### Entries supplied:
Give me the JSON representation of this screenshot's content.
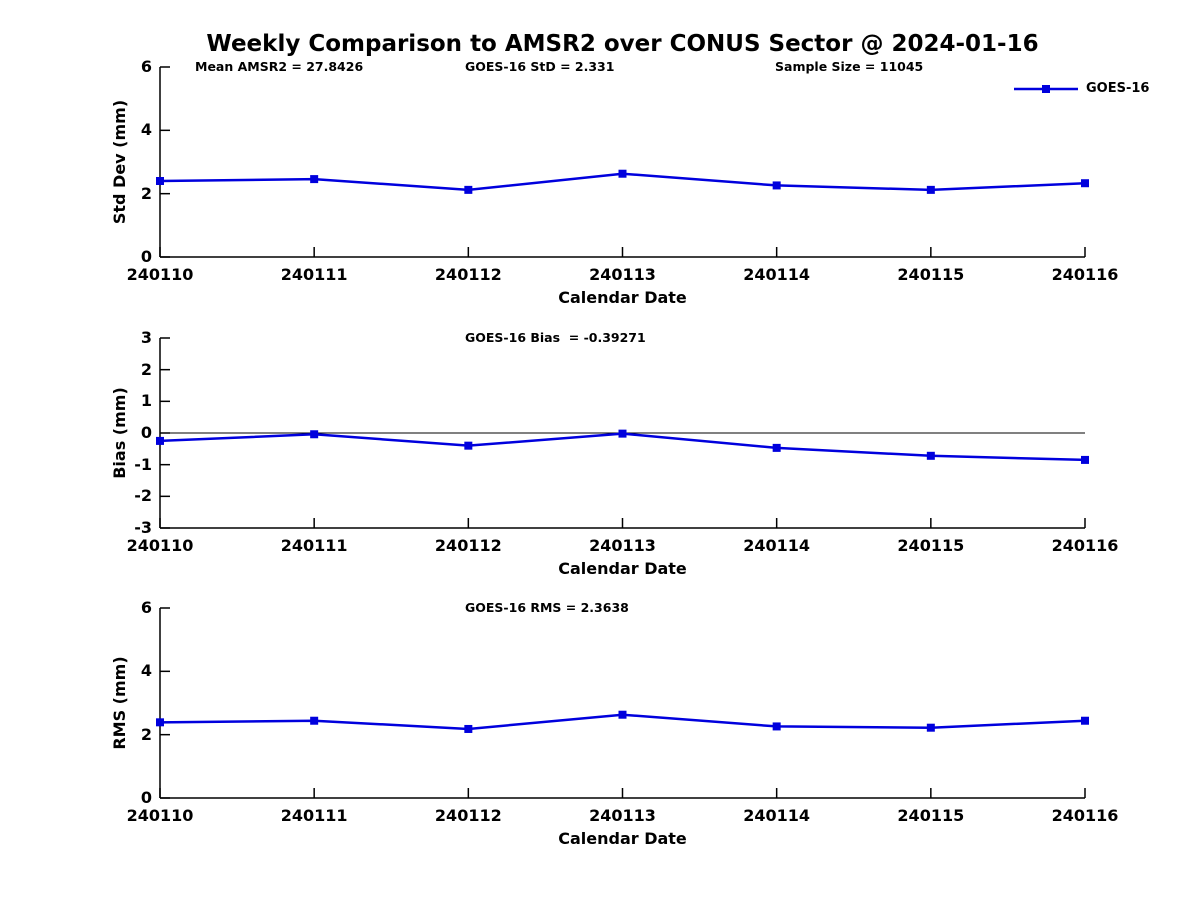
{
  "title": "Weekly Comparison to AMSR2 over CONUS Sector @ 2024-01-16",
  "colors": {
    "series": "#0000dd",
    "axis": "#000000",
    "background": "#ffffff"
  },
  "legend": {
    "label": "GOES-16",
    "position": "top-right"
  },
  "chart_data": [
    {
      "type": "line",
      "name": "std-dev",
      "title_annotations": [
        "Mean AMSR2 = 27.8426",
        "GOES-16 StD = 2.331",
        "Sample Size = 11045"
      ],
      "xlabel": "Calendar Date",
      "ylabel": "Std Dev (mm)",
      "ylim": [
        0,
        6
      ],
      "yticks": [
        6,
        4,
        2,
        0
      ],
      "categories": [
        "240110",
        "240111",
        "240112",
        "240113",
        "240114",
        "240115",
        "240116"
      ],
      "series": [
        {
          "name": "GOES-16",
          "values": [
            2.4,
            2.46,
            2.12,
            2.63,
            2.26,
            2.12,
            2.33
          ]
        }
      ],
      "zero_line": false,
      "grid": false,
      "legend_visible": true
    },
    {
      "type": "line",
      "name": "bias",
      "title_annotations": [
        "GOES-16 Bias  = -0.39271"
      ],
      "xlabel": "Calendar Date",
      "ylabel": "Bias (mm)",
      "ylim": [
        -3,
        3
      ],
      "yticks": [
        3,
        2,
        1,
        0,
        -1,
        -2,
        -3
      ],
      "categories": [
        "240110",
        "240111",
        "240112",
        "240113",
        "240114",
        "240115",
        "240116"
      ],
      "series": [
        {
          "name": "GOES-16",
          "values": [
            -0.25,
            -0.04,
            -0.4,
            -0.02,
            -0.47,
            -0.72,
            -0.85
          ]
        }
      ],
      "zero_line": true,
      "grid": false,
      "legend_visible": false
    },
    {
      "type": "line",
      "name": "rms",
      "title_annotations": [
        "GOES-16 RMS = 2.3638"
      ],
      "xlabel": "Calendar Date",
      "ylabel": "RMS (mm)",
      "ylim": [
        0,
        6
      ],
      "yticks": [
        6,
        4,
        2,
        0
      ],
      "categories": [
        "240110",
        "240111",
        "240112",
        "240113",
        "240114",
        "240115",
        "240116"
      ],
      "series": [
        {
          "name": "GOES-16",
          "values": [
            2.39,
            2.44,
            2.18,
            2.63,
            2.26,
            2.22,
            2.44
          ]
        }
      ],
      "zero_line": false,
      "grid": false,
      "legend_visible": true
    }
  ]
}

### Objective:
Copy every record character for character. Skip the pictures.

### Problem solution:
Give me the JSON representation of this screenshot's content.
{
  "title": "Weekly Comparison to AMSR2 over CONUS Sector @ 2024-01-16",
  "colors": {
    "series": "#0000dd",
    "axis": "#000000",
    "background": "#ffffff"
  },
  "legend": {
    "label": "GOES-16",
    "position": "top-right"
  },
  "chart_data": [
    {
      "type": "line",
      "name": "std-dev",
      "title_annotations": [
        "Mean AMSR2 = 27.8426",
        "GOES-16 StD = 2.331",
        "Sample Size = 11045"
      ],
      "xlabel": "Calendar Date",
      "ylabel": "Std Dev (mm)",
      "ylim": [
        0,
        6
      ],
      "yticks": [
        6,
        4,
        2,
        0
      ],
      "categories": [
        "240110",
        "240111",
        "240112",
        "240113",
        "240114",
        "240115",
        "240116"
      ],
      "series": [
        {
          "name": "GOES-16",
          "values": [
            2.4,
            2.46,
            2.12,
            2.63,
            2.26,
            2.12,
            2.33
          ]
        }
      ],
      "zero_line": false,
      "grid": false,
      "legend_visible": true
    },
    {
      "type": "line",
      "name": "bias",
      "title_annotations": [
        "GOES-16 Bias  = -0.39271"
      ],
      "xlabel": "Calendar Date",
      "ylabel": "Bias (mm)",
      "ylim": [
        -3,
        3
      ],
      "yticks": [
        3,
        2,
        1,
        0,
        -1,
        -2,
        -3
      ],
      "categories": [
        "240110",
        "240111",
        "240112",
        "240113",
        "240114",
        "240115",
        "240116"
      ],
      "series": [
        {
          "name": "GOES-16",
          "values": [
            -0.25,
            -0.04,
            -0.4,
            -0.02,
            -0.47,
            -0.72,
            -0.85
          ]
        }
      ],
      "zero_line": true,
      "grid": false,
      "legend_visible": false
    },
    {
      "type": "line",
      "name": "rms",
      "title_annotations": [
        "GOES-16 RMS = 2.3638"
      ],
      "xlabel": "Calendar Date",
      "ylabel": "RMS (mm)",
      "ylim": [
        0,
        6
      ],
      "yticks": [
        6,
        4,
        2,
        0
      ],
      "categories": [
        "240110",
        "240111",
        "240112",
        "240113",
        "240114",
        "240115",
        "240116"
      ],
      "series": [
        {
          "name": "GOES-16",
          "values": [
            2.39,
            2.44,
            2.18,
            2.63,
            2.26,
            2.22,
            2.44
          ]
        }
      ],
      "zero_line": false,
      "grid": false,
      "legend_visible": true
    }
  ]
}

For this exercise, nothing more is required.